What number of lines in the material contain the word "data"? Give that number alone.

[Material provided start]

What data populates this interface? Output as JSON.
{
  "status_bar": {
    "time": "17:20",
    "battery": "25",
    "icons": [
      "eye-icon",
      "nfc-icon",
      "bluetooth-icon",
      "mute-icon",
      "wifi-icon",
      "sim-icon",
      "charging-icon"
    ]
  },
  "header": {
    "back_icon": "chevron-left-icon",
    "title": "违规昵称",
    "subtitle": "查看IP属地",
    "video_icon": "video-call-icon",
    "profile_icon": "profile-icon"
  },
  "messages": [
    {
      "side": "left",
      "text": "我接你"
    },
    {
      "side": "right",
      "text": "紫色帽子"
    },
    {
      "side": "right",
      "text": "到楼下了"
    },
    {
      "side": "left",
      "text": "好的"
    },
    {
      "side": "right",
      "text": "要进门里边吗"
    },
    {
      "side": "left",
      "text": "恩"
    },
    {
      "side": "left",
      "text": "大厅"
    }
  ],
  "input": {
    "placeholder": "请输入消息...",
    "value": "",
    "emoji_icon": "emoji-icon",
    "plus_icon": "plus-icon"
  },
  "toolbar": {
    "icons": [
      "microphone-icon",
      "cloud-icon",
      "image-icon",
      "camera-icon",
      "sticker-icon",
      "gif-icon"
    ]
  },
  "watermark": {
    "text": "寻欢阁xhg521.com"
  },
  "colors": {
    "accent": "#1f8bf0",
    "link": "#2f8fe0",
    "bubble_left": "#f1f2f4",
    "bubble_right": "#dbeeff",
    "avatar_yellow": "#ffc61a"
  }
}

[Material provided end]
[Material provided start]

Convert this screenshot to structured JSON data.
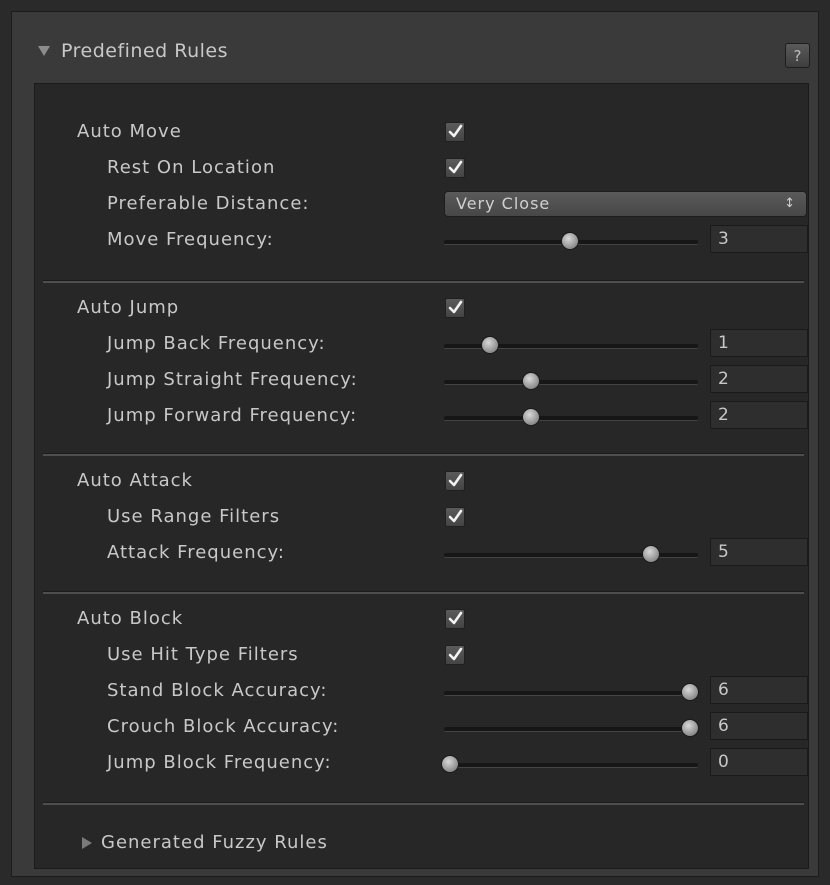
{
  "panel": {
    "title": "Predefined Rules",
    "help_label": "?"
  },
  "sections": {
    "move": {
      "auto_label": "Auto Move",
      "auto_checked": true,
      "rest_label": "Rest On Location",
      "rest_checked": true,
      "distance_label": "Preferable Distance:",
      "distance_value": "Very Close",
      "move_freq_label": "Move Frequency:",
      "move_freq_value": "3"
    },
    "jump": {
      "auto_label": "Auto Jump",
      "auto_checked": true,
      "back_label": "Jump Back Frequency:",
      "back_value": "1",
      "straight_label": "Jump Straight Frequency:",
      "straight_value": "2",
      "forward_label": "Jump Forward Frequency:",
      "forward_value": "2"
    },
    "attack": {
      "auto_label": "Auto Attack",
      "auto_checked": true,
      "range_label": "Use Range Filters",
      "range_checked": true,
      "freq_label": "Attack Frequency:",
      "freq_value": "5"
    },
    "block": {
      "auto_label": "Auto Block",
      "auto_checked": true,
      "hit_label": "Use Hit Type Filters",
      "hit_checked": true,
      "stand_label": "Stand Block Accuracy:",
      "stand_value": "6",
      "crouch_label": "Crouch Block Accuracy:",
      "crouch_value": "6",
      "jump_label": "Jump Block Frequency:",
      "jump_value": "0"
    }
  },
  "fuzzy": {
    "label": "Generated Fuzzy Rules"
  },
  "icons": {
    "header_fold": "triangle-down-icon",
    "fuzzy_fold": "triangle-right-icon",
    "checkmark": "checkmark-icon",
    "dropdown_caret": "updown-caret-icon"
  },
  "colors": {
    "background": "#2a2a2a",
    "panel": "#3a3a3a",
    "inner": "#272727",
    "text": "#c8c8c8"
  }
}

[Material provided end]

Solution to this exercise:
2